Written problem:
Search the entries below. Return every line that has "книжный" in it.

==========

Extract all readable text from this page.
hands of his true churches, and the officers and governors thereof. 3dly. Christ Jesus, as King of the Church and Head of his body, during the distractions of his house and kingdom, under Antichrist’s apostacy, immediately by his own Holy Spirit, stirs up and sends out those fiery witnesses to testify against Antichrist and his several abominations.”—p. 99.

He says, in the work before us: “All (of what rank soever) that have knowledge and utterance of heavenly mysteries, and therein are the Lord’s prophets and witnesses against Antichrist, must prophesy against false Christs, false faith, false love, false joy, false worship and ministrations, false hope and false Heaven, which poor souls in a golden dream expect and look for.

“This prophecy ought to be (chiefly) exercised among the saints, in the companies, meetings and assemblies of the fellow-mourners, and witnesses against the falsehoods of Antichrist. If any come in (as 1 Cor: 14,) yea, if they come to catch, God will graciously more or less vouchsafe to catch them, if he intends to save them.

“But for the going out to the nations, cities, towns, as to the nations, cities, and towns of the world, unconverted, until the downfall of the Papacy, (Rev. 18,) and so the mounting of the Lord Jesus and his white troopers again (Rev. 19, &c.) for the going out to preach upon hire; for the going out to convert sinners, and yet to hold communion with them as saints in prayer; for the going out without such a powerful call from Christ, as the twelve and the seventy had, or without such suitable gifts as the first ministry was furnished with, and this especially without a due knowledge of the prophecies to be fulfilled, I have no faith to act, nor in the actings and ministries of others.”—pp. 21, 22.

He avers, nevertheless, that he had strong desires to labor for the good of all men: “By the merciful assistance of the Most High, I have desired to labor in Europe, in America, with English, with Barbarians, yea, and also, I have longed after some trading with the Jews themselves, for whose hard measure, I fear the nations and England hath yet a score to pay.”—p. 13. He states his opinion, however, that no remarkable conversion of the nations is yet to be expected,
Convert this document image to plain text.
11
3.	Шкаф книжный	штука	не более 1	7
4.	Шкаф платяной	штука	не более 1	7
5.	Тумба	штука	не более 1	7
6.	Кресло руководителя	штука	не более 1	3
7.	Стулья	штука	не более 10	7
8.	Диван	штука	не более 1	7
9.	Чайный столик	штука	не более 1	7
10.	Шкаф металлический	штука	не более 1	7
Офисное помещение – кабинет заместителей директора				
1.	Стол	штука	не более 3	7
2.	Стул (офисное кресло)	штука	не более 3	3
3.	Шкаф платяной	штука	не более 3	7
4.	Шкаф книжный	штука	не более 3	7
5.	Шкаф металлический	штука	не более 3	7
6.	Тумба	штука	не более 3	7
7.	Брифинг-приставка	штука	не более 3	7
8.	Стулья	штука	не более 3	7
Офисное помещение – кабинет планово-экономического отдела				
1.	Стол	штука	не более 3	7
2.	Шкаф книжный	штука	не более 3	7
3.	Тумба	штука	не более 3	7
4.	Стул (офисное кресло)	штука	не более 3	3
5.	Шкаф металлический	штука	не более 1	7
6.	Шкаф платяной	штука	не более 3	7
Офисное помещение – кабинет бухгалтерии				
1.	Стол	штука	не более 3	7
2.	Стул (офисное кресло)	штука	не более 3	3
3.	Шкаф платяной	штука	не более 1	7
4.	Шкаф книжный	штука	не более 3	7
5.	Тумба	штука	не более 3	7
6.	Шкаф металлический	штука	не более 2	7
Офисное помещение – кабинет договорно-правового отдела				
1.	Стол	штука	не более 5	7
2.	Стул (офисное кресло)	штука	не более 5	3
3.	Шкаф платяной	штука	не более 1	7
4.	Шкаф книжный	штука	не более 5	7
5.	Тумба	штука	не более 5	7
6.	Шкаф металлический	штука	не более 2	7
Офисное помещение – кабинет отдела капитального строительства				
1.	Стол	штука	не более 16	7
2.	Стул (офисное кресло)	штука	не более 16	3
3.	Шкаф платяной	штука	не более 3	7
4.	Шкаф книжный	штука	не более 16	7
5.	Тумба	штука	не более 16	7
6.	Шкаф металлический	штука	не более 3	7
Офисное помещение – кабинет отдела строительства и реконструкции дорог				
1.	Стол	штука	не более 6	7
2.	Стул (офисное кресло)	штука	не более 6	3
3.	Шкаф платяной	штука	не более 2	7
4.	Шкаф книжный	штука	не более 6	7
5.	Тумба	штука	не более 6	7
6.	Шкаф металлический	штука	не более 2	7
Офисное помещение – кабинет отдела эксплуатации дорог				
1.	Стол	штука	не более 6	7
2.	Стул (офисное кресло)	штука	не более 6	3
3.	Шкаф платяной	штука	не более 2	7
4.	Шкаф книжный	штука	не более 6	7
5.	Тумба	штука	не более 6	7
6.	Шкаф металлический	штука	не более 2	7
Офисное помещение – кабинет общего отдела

==========

Written solution:
3.	Шкаф книжный	штука	не более 1	7
4.	Шкаф книжный	штука	не более 3	7
2.	Шкаф книжный	штука	не более 3	7
4.	Шкаф книжный	штука	не более 3	7
4.	Шкаф книжный	штука	не более 5	7
4.	Шкаф книжный	штука	не более 16	7
4.	Шкаф книжный	штука	не более 6	7
4.	Шкаф книжный	штука	не более 6	7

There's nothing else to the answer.